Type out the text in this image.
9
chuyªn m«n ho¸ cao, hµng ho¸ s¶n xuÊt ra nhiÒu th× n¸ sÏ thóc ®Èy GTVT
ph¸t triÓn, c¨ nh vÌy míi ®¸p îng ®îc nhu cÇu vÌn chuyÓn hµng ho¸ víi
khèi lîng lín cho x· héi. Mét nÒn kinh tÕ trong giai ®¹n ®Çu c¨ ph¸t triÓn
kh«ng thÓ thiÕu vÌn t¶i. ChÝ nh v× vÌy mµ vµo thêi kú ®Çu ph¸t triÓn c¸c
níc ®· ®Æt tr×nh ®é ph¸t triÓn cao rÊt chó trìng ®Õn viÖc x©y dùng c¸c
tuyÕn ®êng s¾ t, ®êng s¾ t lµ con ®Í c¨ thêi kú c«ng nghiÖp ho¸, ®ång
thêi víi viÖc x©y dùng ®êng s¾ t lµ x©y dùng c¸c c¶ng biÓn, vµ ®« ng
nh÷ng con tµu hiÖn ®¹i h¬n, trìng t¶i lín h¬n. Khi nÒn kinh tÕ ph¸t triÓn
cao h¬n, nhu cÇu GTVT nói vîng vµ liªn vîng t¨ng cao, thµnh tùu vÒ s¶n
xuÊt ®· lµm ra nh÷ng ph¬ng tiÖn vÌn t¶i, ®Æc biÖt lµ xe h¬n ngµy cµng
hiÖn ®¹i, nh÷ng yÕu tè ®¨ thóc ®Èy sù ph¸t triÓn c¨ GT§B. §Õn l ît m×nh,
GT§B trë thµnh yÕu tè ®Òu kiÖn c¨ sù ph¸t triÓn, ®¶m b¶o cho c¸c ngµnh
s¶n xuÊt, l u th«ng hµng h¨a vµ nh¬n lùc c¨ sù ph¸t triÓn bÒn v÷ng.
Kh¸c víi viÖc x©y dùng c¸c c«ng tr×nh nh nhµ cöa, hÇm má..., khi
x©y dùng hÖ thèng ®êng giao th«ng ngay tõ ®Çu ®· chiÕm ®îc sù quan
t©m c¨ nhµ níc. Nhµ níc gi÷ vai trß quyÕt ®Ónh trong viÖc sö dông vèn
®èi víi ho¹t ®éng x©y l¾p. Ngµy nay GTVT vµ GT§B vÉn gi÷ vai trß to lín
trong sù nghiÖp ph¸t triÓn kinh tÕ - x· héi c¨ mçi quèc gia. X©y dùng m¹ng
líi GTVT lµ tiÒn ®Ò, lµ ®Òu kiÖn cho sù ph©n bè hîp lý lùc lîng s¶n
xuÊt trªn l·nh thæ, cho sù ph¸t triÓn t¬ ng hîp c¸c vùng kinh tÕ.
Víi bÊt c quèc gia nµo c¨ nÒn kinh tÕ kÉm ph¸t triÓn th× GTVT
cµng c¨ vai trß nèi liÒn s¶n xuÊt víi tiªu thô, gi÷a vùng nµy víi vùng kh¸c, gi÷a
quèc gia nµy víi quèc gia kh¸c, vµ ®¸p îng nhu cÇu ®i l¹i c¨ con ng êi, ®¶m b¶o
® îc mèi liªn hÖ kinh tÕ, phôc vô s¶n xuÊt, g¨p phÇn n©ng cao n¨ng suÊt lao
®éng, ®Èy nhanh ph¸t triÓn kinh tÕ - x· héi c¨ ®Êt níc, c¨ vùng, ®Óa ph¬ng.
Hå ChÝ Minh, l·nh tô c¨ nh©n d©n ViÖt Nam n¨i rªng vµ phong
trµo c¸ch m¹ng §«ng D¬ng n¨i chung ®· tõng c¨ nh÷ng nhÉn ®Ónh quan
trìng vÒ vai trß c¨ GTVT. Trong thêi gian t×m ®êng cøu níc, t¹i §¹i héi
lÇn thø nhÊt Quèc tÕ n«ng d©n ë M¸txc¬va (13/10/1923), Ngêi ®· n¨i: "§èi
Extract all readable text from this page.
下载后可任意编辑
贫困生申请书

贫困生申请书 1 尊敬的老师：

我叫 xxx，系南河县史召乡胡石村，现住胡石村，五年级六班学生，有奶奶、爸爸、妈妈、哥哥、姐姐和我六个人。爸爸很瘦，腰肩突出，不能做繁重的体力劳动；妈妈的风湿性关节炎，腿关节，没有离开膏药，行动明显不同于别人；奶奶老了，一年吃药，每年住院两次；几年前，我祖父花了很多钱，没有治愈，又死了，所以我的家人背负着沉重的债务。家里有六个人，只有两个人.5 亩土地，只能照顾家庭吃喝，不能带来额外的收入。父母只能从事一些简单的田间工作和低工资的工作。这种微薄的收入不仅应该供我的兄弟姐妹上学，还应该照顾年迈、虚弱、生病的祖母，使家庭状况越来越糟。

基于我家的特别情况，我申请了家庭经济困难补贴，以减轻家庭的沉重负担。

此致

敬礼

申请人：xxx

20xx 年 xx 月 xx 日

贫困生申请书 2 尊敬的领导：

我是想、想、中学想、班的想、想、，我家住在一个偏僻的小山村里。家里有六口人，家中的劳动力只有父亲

....

__WHAT NEEDS TO BE DONE__. Every line from the one containing "Extract all readable text from this page." through the last line must be copied exactly; leave out the rest.

__CORRECT ANSWER__.
Extract all readable text from this page.
下载后可任意编辑
贫困生申请书

贫困生申请书 1 尊敬的老师：

我叫 xxx，系南河县史召乡胡石村，现住胡石村，五年级六班学生，有奶奶、爸爸、妈妈、哥哥、姐姐和我六个人。爸爸很瘦，腰肩突出，不能做繁重的体力劳动；妈妈的风湿性关节炎，腿关节，没有离开膏药，行动明显不同于别人；奶奶老了，一年吃药，每年住院两次；几年前，我祖父花了很多钱，没有治愈，又死了，所以我的家人背负着沉重的债务。家里有六个人，只有两个人.5 亩土地，只能照顾家庭吃喝，不能带来额外的收入。父母只能从事一些简单的田间工作和低工资的工作。这种微薄的收入不仅应该供我的兄弟姐妹上学，还应该照顾年迈、虚弱、生病的祖母，使家庭状况越来越糟。

基于我家的特别情况，我申请了家庭经济困难补贴，以减轻家庭的沉重负担。

此致

敬礼

申请人：xxx

20xx 年 xx 月 xx 日

贫困生申请书 2 尊敬的领导：

我是想、想、中学想、班的想、想、，我家住在一个偏僻的小山村里。家里有六口人，家中的劳动力只有父亲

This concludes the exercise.